### Task to complete
Find how many lines in the material contain "writerow"; your answer should be that number alone.

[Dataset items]
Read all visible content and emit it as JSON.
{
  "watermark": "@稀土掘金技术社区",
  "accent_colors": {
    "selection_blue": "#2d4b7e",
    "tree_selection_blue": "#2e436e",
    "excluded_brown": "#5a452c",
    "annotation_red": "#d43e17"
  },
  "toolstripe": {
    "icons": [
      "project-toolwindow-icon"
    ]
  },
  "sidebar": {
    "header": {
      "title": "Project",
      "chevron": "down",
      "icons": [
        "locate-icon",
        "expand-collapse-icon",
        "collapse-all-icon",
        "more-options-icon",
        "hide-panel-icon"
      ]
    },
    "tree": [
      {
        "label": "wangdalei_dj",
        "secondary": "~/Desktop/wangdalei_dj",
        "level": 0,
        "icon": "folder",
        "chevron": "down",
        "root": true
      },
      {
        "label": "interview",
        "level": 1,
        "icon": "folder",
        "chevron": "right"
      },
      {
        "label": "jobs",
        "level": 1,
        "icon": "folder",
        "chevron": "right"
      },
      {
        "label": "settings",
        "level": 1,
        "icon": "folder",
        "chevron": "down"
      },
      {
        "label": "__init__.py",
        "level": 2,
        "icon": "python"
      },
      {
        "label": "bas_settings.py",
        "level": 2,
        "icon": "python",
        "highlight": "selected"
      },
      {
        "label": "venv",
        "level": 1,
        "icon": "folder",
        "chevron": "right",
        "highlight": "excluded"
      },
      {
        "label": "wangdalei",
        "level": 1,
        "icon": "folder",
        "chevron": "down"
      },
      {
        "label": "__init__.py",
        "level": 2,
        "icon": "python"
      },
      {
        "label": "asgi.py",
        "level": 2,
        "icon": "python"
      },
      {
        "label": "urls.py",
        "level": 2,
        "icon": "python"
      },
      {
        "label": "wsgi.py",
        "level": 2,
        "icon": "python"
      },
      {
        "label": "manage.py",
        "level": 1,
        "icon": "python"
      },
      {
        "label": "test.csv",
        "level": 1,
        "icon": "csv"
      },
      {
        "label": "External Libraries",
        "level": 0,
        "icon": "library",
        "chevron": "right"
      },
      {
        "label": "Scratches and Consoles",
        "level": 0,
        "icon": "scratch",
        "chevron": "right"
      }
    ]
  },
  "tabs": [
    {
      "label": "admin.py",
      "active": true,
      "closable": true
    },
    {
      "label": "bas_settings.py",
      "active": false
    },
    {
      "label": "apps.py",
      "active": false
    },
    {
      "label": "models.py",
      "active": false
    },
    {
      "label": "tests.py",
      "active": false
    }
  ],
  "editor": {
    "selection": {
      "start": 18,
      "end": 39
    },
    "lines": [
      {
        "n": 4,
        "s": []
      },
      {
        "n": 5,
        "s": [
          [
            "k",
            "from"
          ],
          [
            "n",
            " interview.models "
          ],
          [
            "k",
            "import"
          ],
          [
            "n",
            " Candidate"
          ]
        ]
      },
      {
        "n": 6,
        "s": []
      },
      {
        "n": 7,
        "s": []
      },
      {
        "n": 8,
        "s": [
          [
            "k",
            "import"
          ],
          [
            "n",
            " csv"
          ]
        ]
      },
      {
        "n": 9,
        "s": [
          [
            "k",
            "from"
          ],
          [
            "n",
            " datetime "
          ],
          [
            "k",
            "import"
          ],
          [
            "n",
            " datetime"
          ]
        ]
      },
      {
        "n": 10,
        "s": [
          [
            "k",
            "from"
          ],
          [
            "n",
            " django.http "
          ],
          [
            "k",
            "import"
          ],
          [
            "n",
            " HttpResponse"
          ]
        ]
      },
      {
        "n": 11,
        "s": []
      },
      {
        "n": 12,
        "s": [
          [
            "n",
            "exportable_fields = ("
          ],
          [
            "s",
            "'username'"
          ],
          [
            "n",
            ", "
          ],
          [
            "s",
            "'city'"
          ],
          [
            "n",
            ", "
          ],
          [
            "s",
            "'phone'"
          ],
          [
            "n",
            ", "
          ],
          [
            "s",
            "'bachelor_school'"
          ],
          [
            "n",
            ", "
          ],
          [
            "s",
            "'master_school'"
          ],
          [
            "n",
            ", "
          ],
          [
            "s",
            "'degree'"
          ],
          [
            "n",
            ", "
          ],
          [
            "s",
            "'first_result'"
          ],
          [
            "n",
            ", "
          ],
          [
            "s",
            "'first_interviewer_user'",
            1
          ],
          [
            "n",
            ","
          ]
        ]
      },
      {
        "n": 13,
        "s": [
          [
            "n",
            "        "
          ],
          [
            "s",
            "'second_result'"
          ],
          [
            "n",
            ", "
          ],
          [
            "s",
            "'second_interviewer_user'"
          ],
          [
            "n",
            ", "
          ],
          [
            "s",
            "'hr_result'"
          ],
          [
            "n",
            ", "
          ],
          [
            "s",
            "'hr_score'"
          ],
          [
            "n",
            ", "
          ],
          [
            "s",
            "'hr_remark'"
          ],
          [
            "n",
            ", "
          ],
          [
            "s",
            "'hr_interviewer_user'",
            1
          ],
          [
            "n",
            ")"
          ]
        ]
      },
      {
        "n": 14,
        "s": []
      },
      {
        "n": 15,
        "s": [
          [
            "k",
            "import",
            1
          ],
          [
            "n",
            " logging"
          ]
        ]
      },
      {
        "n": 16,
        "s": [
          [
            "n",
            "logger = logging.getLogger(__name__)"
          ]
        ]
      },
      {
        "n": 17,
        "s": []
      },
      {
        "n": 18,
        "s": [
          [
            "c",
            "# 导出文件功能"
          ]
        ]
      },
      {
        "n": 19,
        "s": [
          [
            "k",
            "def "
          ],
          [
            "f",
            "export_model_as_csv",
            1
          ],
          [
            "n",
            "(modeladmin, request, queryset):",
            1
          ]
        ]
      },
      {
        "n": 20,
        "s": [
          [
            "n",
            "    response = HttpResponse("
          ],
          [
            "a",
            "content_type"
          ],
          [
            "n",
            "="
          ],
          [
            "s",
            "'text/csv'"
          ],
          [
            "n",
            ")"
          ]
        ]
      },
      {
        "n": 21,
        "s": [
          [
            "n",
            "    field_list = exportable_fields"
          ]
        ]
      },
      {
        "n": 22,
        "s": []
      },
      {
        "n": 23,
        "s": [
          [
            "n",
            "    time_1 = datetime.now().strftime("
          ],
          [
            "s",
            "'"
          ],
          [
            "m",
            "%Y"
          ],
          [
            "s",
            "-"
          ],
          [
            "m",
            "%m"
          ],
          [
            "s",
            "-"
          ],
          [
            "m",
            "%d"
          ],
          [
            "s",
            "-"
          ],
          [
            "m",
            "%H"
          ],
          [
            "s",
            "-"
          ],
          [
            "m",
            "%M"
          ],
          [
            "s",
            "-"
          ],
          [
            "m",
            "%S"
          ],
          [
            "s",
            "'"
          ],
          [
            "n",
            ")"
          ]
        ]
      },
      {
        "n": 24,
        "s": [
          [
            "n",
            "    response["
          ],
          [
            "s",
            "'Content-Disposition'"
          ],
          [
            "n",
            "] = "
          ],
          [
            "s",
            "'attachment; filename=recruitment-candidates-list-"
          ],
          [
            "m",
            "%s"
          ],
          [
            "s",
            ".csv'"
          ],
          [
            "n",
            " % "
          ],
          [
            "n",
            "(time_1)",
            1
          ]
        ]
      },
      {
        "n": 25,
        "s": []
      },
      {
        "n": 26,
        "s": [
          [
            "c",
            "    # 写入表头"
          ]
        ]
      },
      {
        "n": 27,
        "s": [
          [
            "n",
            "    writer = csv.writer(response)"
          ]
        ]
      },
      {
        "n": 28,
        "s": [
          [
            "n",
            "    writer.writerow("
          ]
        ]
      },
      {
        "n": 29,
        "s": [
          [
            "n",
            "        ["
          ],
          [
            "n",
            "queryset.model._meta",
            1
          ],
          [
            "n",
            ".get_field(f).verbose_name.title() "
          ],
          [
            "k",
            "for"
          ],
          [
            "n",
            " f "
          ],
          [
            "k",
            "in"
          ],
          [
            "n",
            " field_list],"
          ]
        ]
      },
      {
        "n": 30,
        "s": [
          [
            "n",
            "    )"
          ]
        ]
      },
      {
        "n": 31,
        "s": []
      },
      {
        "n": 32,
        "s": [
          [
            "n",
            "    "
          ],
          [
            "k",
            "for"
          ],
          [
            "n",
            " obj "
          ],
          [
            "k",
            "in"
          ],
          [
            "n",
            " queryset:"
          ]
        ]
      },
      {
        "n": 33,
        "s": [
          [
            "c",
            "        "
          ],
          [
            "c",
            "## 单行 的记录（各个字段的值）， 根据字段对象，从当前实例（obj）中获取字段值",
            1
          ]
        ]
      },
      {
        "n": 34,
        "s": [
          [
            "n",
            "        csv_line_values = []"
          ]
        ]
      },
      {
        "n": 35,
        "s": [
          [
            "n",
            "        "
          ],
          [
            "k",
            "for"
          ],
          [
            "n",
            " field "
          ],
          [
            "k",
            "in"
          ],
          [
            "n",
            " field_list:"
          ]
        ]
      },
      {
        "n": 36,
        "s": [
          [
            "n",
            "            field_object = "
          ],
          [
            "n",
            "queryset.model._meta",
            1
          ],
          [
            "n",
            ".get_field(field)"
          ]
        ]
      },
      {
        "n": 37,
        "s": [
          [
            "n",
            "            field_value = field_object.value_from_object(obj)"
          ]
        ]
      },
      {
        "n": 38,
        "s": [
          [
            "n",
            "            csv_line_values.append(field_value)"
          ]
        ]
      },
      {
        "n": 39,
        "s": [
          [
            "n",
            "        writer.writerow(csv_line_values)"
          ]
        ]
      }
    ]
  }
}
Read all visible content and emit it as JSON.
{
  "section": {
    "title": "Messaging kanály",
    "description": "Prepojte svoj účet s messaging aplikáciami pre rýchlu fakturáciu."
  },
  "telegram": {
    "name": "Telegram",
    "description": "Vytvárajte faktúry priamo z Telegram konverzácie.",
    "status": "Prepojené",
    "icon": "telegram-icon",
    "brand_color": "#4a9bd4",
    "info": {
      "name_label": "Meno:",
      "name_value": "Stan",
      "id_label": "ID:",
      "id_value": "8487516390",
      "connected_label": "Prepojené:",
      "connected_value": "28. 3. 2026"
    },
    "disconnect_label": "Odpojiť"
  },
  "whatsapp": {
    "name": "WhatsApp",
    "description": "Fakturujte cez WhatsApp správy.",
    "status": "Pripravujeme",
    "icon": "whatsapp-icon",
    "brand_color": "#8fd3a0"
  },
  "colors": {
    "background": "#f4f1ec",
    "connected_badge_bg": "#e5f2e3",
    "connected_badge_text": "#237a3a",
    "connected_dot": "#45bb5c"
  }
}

### Answer for the task
2